(Data tied to figure images)
* Start *
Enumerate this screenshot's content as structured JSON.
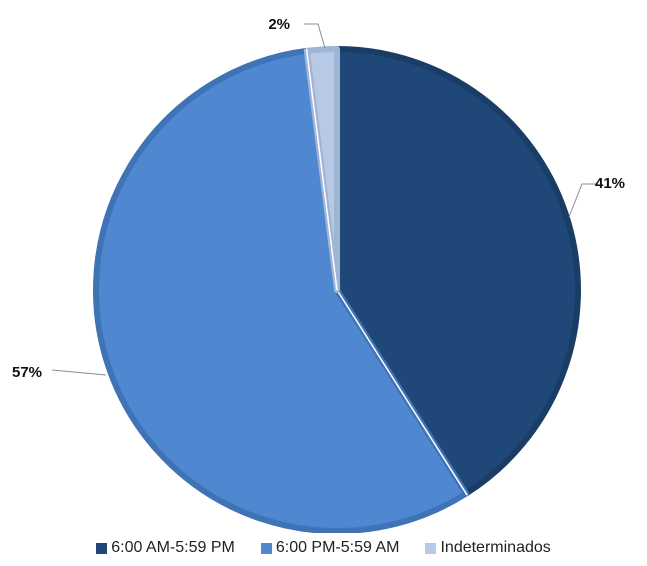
{
  "chart_data": {
    "type": "pie",
    "title": "",
    "start_angle_deg": 0,
    "direction": "clockwise",
    "legend_position": "bottom",
    "series": [
      {
        "name": "6:00 AM-5:59 PM",
        "value": 41,
        "label": "41%",
        "color": "#1f4878",
        "edge": "#1a3d66"
      },
      {
        "name": "6:00 PM-5:59 AM",
        "value": 57,
        "label": "57%",
        "color": "#4f88d0",
        "edge": "#3f73b6"
      },
      {
        "name": "Indeterminados",
        "value": 2,
        "label": "2%",
        "color": "#b7c9e5",
        "edge": "#9fb5d6"
      }
    ]
  }
}
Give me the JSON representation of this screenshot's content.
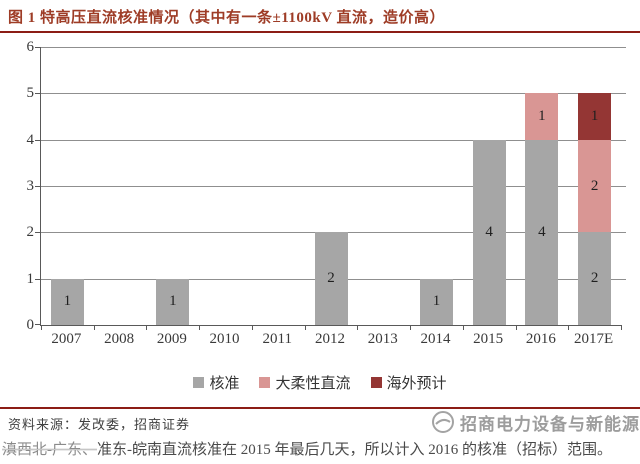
{
  "title": "图 1 特高压直流核准情况（其中有一条±1100kV 直流，造价高）",
  "chart_data": {
    "type": "bar",
    "stacked": true,
    "title": "特高压直流核准情况",
    "categories": [
      "2007",
      "2008",
      "2009",
      "2010",
      "2011",
      "2012",
      "2013",
      "2014",
      "2015",
      "2016",
      "2017E"
    ],
    "series": [
      {
        "name": "核准",
        "color": "#a6a6a6",
        "values": [
          1,
          0,
          1,
          0,
          0,
          2,
          0,
          1,
          4,
          4,
          2
        ]
      },
      {
        "name": "大柔性直流",
        "color": "#d99694",
        "values": [
          0,
          0,
          0,
          0,
          0,
          0,
          0,
          0,
          0,
          1,
          2
        ]
      },
      {
        "name": "海外预计",
        "color": "#943634",
        "values": [
          0,
          0,
          0,
          0,
          0,
          0,
          0,
          0,
          0,
          0,
          1
        ]
      }
    ],
    "xlabel": "",
    "ylabel": "",
    "ylim": [
      0,
      6
    ],
    "yticks": [
      0,
      1,
      2,
      3,
      4,
      5,
      6
    ],
    "grid": true,
    "bar_labels": true,
    "legend_position": "bottom"
  },
  "footer": {
    "source": "资料来源：发改委，招商证券",
    "note_smudged": "滇西北-广东、",
    "note_rest": "准东-皖南直流核准在 2015 年最后几天，所以计入 2016 的核准（招标）范围。"
  },
  "watermark": {
    "text": "招商电力设备与新能源"
  },
  "colors": {
    "title": "#9e3c26",
    "rule": "#8c1d15",
    "axis": "#595959",
    "grid": "#8f8f8f",
    "bar_gray": "#a6a6a6",
    "bar_pink": "#d99694",
    "bar_darkred": "#943634",
    "text": "#3a3a3a",
    "watermark": "#8c8c8c"
  }
}
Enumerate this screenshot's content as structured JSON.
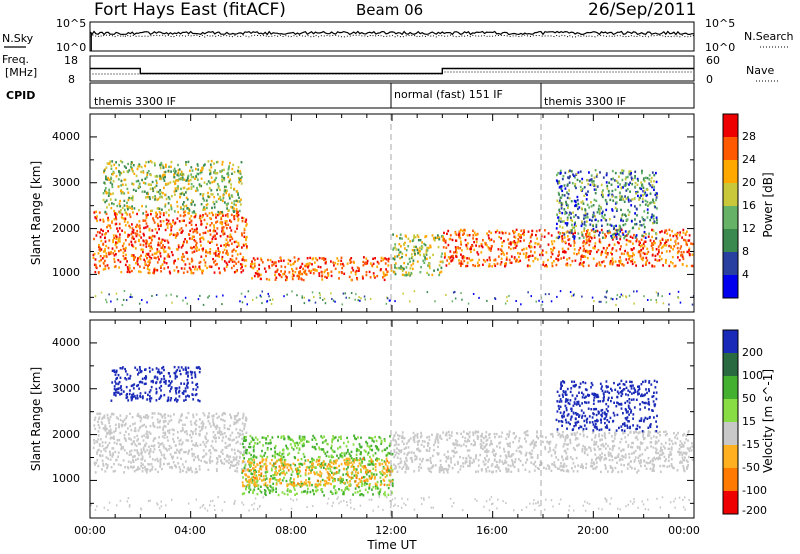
* End *
> _GIVEN TASK_: Print every record above exactly as written, leaving out the pictures.

> _ANSWER TO THIS TASK_:
Enumerate this screenshot's content as structured JSON.
{
  "chart_data": {
    "type": "pie",
    "title": "",
    "start_angle_deg": 0,
    "direction": "clockwise",
    "legend_position": "bottom",
    "series": [
      {
        "name": "6:00 AM-5:59 PM",
        "value": 41,
        "label": "41%",
        "color": "#1f4878",
        "edge": "#1a3d66"
      },
      {
        "name": "6:00 PM-5:59 AM",
        "value": 57,
        "label": "57%",
        "color": "#4f88d0",
        "edge": "#3f73b6"
      },
      {
        "name": "Indeterminados",
        "value": 2,
        "label": "2%",
        "color": "#b7c9e5",
        "edge": "#9fb5d6"
      }
    ]
  }
}
Give me the JSON representation of this screenshot's content.
{
  "title": "图 1 特高压直流核准情况（其中有一条±1100kV 直流，造价高）",
  "chart_data": {
    "type": "bar",
    "stacked": true,
    "title": "特高压直流核准情况",
    "categories": [
      "2007",
      "2008",
      "2009",
      "2010",
      "2011",
      "2012",
      "2013",
      "2014",
      "2015",
      "2016",
      "2017E"
    ],
    "series": [
      {
        "name": "核准",
        "color": "#a6a6a6",
        "values": [
          1,
          0,
          1,
          0,
          0,
          2,
          0,
          1,
          4,
          4,
          2
        ]
      },
      {
        "name": "大柔性直流",
        "color": "#d99694",
        "values": [
          0,
          0,
          0,
          0,
          0,
          0,
          0,
          0,
          0,
          1,
          2
        ]
      },
      {
        "name": "海外预计",
        "color": "#943634",
        "values": [
          0,
          0,
          0,
          0,
          0,
          0,
          0,
          0,
          0,
          0,
          1
        ]
      }
    ],
    "xlabel": "",
    "ylabel": "",
    "ylim": [
      0,
      6
    ],
    "yticks": [
      0,
      1,
      2,
      3,
      4,
      5,
      6
    ],
    "grid": true,
    "bar_labels": true,
    "legend_position": "bottom"
  },
  "footer": {
    "source": "资料来源：发改委，招商证券",
    "note_smudged": "滇西北-广东、",
    "note_rest": "准东-皖南直流核准在 2015 年最后几天，所以计入 2016 的核准（招标）范围。"
  },
  "watermark": {
    "text": "招商电力设备与新能源"
  },
  "colors": {
    "title": "#9e3c26",
    "rule": "#8c1d15",
    "axis": "#595959",
    "grid": "#8f8f8f",
    "bar_gray": "#a6a6a6",
    "bar_pink": "#d99694",
    "bar_darkred": "#943634",
    "text": "#3a3a3a",
    "watermark": "#8c8c8c"
  }
}
Enumerate this screenshot's content as structured JSON.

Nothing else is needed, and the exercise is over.